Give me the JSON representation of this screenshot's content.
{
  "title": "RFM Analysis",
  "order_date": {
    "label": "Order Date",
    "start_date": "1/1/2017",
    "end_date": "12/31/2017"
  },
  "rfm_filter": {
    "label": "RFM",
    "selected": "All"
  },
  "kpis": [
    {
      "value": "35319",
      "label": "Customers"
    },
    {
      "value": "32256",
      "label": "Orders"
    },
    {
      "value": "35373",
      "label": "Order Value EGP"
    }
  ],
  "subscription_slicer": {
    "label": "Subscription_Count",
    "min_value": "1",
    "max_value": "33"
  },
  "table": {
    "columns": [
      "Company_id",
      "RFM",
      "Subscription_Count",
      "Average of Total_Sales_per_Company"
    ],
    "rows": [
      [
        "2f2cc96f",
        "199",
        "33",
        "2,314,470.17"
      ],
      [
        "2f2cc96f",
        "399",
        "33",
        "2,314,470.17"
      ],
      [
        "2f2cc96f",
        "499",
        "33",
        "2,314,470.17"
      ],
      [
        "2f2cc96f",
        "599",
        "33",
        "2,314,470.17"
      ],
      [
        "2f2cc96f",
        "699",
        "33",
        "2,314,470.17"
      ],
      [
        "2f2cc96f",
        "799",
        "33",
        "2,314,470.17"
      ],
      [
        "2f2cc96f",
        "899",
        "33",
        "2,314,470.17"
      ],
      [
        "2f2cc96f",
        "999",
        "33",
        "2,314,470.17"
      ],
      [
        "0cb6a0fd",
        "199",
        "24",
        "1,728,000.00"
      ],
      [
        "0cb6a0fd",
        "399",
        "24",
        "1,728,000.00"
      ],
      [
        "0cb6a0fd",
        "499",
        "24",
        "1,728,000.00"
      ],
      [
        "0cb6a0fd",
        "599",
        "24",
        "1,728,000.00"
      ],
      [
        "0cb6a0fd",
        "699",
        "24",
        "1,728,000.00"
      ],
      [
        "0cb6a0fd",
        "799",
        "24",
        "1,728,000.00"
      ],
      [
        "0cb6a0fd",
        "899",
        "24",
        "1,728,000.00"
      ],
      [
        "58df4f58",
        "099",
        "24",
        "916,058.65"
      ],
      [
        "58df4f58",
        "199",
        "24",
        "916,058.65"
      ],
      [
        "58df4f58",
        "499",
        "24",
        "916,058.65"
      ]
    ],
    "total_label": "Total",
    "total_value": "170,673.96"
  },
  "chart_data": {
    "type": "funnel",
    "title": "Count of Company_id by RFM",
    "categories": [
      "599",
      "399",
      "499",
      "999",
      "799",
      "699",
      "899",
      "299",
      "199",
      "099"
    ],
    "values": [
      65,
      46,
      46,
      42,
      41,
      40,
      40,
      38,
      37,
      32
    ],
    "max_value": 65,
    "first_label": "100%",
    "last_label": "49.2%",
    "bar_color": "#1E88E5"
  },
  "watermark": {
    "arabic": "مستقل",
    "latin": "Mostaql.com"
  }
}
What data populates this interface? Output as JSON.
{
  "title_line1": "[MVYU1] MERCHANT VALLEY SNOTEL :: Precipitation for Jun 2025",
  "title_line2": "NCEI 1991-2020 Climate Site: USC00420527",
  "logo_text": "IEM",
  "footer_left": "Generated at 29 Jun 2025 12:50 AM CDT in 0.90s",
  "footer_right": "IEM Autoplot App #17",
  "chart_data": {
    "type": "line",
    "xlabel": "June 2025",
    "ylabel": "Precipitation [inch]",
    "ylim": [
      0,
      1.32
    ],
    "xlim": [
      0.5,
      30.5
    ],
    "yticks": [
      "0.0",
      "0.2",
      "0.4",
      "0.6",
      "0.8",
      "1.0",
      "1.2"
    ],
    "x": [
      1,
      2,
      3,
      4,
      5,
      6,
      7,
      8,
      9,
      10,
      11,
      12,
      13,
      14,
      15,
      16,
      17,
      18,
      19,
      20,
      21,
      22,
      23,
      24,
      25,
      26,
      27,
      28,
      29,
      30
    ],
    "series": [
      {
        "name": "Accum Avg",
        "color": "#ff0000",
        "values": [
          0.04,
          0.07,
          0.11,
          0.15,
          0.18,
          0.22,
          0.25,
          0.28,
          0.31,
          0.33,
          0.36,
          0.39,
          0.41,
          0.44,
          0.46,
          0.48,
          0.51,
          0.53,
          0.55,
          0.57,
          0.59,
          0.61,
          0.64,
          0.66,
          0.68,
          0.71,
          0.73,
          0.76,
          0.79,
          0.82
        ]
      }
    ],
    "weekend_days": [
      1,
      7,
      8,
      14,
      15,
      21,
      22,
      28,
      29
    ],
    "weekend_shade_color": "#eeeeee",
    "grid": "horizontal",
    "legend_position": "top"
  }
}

★ ★ ★

Here, the records must be output exactly and in full.

» **SOLUTION TO THE EXERCISE**:
Give me the JSON representation of this screenshot's content.
{
  "title": "RFM Analysis",
  "order_date": {
    "label": "Order Date",
    "start_date": "1/1/2017",
    "end_date": "12/31/2017"
  },
  "rfm_filter": {
    "label": "RFM",
    "selected": "All"
  },
  "kpis": [
    {
      "value": "35319",
      "label": "Customers"
    },
    {
      "value": "32256",
      "label": "Orders"
    },
    {
      "value": "35373",
      "label": "Order Value EGP"
    }
  ],
  "subscription_slicer": {
    "label": "Subscription_Count",
    "min_value": "1",
    "max_value": "33"
  },
  "table": {
    "columns": [
      "Company_id",
      "RFM",
      "Subscription_Count",
      "Average of Total_Sales_per_Company"
    ],
    "rows": [
      [
        "2f2cc96f",
        "199",
        "33",
        "2,314,470.17"
      ],
      [
        "2f2cc96f",
        "399",
        "33",
        "2,314,470.17"
      ],
      [
        "2f2cc96f",
        "499",
        "33",
        "2,314,470.17"
      ],
      [
        "2f2cc96f",
        "599",
        "33",
        "2,314,470.17"
      ],
      [
        "2f2cc96f",
        "699",
        "33",
        "2,314,470.17"
      ],
      [
        "2f2cc96f",
        "799",
        "33",
        "2,314,470.17"
      ],
      [
        "2f2cc96f",
        "899",
        "33",
        "2,314,470.17"
      ],
      [
        "2f2cc96f",
        "999",
        "33",
        "2,314,470.17"
      ],
      [
        "0cb6a0fd",
        "199",
        "24",
        "1,728,000.00"
      ],
      [
        "0cb6a0fd",
        "399",
        "24",
        "1,728,000.00"
      ],
      [
        "0cb6a0fd",
        "499",
        "24",
        "1,728,000.00"
      ],
      [
        "0cb6a0fd",
        "599",
        "24",
        "1,728,000.00"
      ],
      [
        "0cb6a0fd",
        "699",
        "24",
        "1,728,000.00"
      ],
      [
        "0cb6a0fd",
        "799",
        "24",
        "1,728,000.00"
      ],
      [
        "0cb6a0fd",
        "899",
        "24",
        "1,728,000.00"
      ],
      [
        "58df4f58",
        "099",
        "24",
        "916,058.65"
      ],
      [
        "58df4f58",
        "199",
        "24",
        "916,058.65"
      ],
      [
        "58df4f58",
        "499",
        "24",
        "916,058.65"
      ]
    ],
    "total_label": "Total",
    "total_value": "170,673.96"
  },
  "chart_data": {
    "type": "funnel",
    "title": "Count of Company_id by RFM",
    "categories": [
      "599",
      "399",
      "499",
      "999",
      "799",
      "699",
      "899",
      "299",
      "199",
      "099"
    ],
    "values": [
      65,
      46,
      46,
      42,
      41,
      40,
      40,
      38,
      37,
      32
    ],
    "max_value": 65,
    "first_label": "100%",
    "last_label": "49.2%",
    "bar_color": "#1E88E5"
  },
  "watermark": {
    "arabic": "مستقل",
    "latin": "Mostaql.com"
  }
}
What data populates this interface? Output as JSON.
{
  "title_line1": "[MVYU1] MERCHANT VALLEY SNOTEL :: Precipitation for Jun 2025",
  "title_line2": "NCEI 1991-2020 Climate Site: USC00420527",
  "logo_text": "IEM",
  "footer_left": "Generated at 29 Jun 2025 12:50 AM CDT in 0.90s",
  "footer_right": "IEM Autoplot App #17",
  "chart_data": {
    "type": "line",
    "xlabel": "June 2025",
    "ylabel": "Precipitation [inch]",
    "ylim": [
      0,
      1.32
    ],
    "xlim": [
      0.5,
      30.5
    ],
    "yticks": [
      "0.0",
      "0.2",
      "0.4",
      "0.6",
      "0.8",
      "1.0",
      "1.2"
    ],
    "x": [
      1,
      2,
      3,
      4,
      5,
      6,
      7,
      8,
      9,
      10,
      11,
      12,
      13,
      14,
      15,
      16,
      17,
      18,
      19,
      20,
      21,
      22,
      23,
      24,
      25,
      26,
      27,
      28,
      29,
      30
    ],
    "series": [
      {
        "name": "Accum Avg",
        "color": "#ff0000",
        "values": [
          0.04,
          0.07,
          0.11,
          0.15,
          0.18,
          0.22,
          0.25,
          0.28,
          0.31,
          0.33,
          0.36,
          0.39,
          0.41,
          0.44,
          0.46,
          0.48,
          0.51,
          0.53,
          0.55,
          0.57,
          0.59,
          0.61,
          0.64,
          0.66,
          0.68,
          0.71,
          0.73,
          0.76,
          0.79,
          0.82
        ]
      }
    ],
    "weekend_days": [
      1,
      7,
      8,
      14,
      15,
      21,
      22,
      28,
      29
    ],
    "weekend_shade_color": "#eeeeee",
    "grid": "horizontal",
    "legend_position": "top"
  }
}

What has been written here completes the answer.